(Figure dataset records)
## START
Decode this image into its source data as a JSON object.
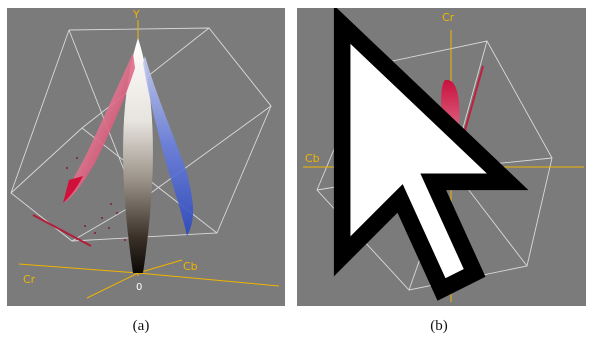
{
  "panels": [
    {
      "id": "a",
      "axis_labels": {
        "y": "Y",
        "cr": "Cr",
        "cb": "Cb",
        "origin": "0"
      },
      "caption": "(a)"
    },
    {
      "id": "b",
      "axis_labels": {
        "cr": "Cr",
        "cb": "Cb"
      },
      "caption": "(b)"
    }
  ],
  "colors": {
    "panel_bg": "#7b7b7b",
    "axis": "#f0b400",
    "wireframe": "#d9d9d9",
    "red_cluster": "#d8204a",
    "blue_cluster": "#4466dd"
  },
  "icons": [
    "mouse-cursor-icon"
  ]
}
## END
## START
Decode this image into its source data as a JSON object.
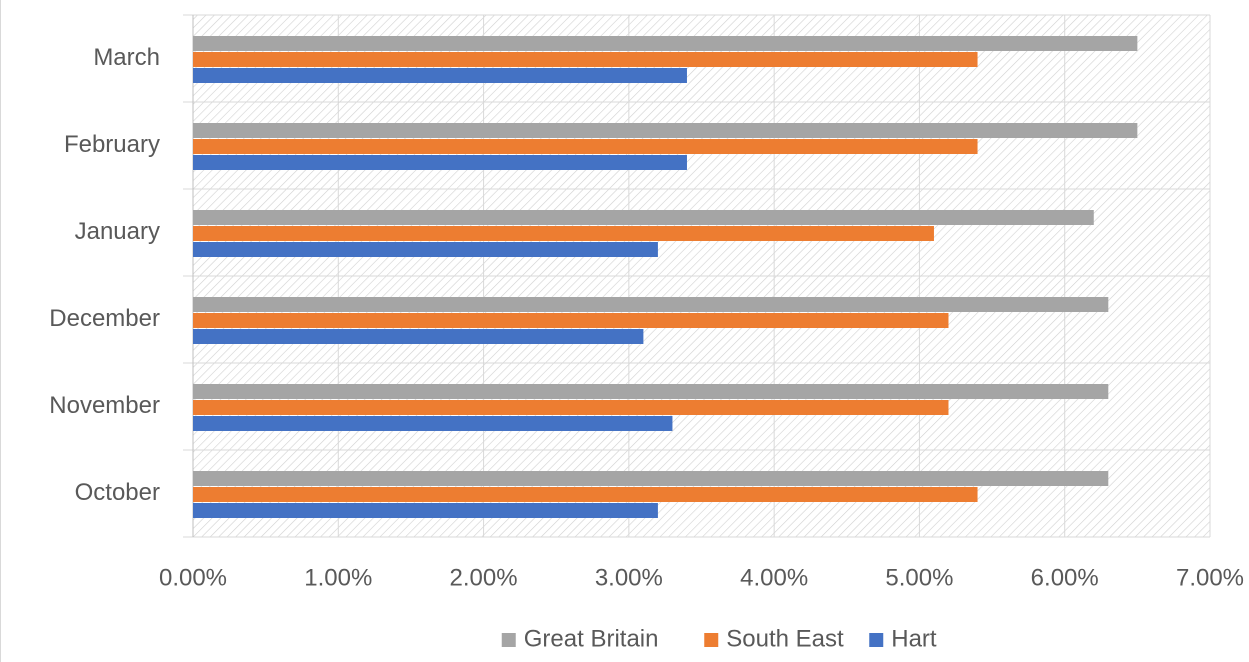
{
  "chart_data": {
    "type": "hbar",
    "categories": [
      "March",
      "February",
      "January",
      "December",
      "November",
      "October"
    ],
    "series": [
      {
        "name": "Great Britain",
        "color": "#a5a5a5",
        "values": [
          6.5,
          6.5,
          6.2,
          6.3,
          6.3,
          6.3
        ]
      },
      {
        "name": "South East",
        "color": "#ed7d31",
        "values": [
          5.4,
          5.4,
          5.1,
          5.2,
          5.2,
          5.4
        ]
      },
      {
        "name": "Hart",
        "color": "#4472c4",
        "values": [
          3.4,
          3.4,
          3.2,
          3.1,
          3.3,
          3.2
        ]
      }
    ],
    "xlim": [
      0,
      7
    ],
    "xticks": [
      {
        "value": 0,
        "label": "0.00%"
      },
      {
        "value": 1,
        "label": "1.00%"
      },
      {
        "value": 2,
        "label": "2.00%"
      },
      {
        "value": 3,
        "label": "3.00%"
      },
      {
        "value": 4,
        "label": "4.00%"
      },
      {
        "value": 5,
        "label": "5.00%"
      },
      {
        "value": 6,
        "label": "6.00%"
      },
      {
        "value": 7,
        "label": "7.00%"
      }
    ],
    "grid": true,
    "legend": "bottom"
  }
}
## END
### What this task involves
A line counts if it holds the word "name". How many lines of the entries count? Give the number only.

### Written reply
3